### WORK TO COMPLETE
Find every line of the data below that has "Adipocytes" in it. Reply with the number only.

### MATERIAL PROVIDED
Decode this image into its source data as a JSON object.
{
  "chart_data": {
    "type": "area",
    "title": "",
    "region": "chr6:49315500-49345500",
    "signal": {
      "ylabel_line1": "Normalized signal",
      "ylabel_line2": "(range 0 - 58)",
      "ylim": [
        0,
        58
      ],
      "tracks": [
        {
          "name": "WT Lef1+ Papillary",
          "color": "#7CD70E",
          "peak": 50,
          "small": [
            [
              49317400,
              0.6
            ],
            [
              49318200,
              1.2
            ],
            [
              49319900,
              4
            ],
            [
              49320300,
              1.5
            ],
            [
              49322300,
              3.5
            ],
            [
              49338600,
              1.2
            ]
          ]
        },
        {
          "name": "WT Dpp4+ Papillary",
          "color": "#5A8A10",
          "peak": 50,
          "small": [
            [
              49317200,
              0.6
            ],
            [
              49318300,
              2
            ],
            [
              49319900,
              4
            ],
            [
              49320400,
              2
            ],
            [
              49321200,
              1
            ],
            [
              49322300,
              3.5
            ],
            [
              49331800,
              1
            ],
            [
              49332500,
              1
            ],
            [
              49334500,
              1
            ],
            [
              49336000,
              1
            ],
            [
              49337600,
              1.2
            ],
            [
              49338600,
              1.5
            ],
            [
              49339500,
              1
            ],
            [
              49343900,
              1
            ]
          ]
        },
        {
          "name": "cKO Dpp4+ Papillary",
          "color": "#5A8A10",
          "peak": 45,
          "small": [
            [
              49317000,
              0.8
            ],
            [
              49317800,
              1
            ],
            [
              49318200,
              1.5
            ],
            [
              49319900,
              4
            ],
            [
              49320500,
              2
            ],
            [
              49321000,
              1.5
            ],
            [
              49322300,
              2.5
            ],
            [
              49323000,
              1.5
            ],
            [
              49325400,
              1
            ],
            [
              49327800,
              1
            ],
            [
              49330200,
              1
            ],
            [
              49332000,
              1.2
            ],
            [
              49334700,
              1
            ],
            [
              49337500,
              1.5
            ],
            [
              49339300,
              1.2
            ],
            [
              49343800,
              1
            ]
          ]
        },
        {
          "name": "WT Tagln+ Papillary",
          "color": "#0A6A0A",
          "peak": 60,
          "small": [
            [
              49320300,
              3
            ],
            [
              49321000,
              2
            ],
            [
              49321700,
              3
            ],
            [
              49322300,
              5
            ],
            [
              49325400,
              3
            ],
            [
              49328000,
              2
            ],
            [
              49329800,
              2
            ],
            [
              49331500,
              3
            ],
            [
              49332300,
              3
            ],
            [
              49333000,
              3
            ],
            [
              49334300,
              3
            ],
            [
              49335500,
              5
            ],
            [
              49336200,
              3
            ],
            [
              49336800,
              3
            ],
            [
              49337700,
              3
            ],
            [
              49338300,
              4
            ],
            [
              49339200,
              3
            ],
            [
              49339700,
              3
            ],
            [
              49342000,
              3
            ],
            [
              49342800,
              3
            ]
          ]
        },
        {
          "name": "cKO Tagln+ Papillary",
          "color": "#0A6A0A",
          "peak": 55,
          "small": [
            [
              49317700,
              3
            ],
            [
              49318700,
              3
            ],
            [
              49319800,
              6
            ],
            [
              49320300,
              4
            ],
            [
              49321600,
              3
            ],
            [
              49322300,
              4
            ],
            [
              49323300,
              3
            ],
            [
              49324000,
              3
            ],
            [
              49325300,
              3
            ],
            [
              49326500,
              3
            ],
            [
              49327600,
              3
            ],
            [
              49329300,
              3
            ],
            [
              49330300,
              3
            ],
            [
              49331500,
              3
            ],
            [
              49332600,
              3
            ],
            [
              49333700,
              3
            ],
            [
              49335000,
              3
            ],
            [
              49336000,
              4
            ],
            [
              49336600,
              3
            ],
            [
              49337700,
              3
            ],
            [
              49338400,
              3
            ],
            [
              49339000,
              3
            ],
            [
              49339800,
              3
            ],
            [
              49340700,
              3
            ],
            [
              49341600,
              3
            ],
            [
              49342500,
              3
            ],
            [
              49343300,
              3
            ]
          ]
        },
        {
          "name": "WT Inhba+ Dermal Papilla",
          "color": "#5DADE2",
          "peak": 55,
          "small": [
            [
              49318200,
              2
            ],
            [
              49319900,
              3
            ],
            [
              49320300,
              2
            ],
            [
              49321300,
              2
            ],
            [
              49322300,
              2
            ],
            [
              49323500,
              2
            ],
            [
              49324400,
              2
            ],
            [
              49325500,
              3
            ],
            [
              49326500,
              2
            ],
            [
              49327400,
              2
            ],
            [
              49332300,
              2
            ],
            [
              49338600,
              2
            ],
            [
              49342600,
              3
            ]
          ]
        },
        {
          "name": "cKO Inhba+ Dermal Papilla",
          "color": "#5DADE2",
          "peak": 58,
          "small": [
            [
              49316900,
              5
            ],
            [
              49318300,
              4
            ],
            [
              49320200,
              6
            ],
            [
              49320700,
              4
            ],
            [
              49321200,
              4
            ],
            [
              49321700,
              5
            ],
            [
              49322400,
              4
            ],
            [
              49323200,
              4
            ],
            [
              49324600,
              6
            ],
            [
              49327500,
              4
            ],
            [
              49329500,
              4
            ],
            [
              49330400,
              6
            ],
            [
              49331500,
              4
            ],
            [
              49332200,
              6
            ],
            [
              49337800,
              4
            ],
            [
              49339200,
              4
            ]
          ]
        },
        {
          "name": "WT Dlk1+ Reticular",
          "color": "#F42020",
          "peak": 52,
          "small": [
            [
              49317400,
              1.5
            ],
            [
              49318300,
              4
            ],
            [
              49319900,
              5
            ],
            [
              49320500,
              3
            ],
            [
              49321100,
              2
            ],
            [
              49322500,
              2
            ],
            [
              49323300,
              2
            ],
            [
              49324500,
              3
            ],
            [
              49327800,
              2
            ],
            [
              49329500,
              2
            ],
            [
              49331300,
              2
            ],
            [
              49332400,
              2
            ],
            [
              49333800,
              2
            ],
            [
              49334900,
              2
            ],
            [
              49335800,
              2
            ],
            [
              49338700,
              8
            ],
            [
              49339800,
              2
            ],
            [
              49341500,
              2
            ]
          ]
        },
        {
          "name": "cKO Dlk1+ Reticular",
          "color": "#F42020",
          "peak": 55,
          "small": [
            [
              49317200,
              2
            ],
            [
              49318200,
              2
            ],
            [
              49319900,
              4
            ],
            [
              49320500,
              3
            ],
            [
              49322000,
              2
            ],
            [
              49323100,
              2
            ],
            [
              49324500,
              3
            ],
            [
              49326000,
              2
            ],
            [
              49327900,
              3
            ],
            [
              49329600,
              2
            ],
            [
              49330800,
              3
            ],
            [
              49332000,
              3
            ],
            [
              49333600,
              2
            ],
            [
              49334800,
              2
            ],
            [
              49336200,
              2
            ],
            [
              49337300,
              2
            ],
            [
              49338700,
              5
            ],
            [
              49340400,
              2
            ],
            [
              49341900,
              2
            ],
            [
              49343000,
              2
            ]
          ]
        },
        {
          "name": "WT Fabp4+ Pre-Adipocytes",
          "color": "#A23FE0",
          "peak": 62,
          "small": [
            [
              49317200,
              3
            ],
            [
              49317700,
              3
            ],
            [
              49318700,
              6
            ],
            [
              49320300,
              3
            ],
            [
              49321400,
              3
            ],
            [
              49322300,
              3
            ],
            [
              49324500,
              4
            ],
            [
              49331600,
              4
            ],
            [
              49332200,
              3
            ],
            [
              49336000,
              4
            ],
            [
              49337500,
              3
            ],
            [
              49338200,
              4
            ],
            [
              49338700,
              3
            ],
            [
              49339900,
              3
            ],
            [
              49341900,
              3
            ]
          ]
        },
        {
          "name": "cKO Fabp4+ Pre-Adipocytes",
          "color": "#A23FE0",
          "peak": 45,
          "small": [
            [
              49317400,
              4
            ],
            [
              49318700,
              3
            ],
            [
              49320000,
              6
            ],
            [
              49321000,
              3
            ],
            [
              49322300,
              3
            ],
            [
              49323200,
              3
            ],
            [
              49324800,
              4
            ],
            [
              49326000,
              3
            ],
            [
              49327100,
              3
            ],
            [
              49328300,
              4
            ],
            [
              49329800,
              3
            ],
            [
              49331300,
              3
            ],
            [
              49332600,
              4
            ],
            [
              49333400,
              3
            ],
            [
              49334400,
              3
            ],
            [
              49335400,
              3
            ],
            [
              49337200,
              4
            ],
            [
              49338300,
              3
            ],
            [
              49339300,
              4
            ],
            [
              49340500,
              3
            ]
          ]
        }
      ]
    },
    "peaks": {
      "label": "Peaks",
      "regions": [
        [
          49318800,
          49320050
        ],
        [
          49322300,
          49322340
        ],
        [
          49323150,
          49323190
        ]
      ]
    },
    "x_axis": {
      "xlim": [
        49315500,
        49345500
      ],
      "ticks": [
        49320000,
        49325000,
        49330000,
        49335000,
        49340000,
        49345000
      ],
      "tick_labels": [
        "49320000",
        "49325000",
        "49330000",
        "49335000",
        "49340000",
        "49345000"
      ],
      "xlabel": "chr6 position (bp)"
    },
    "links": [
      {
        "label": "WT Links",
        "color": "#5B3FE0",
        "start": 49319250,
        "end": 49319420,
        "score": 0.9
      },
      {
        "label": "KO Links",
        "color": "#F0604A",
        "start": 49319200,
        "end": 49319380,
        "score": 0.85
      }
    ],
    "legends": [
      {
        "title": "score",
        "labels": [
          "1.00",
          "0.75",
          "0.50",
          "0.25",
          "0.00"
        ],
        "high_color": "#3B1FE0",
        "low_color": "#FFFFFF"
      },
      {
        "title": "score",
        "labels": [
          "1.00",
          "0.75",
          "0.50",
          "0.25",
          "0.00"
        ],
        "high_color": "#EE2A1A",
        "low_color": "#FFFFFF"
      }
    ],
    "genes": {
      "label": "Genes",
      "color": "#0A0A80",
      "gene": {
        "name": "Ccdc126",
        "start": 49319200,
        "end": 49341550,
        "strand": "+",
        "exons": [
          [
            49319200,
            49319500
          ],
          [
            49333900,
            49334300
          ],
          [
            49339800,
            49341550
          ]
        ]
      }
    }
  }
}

### SOLUTION FOR THIS TASK
2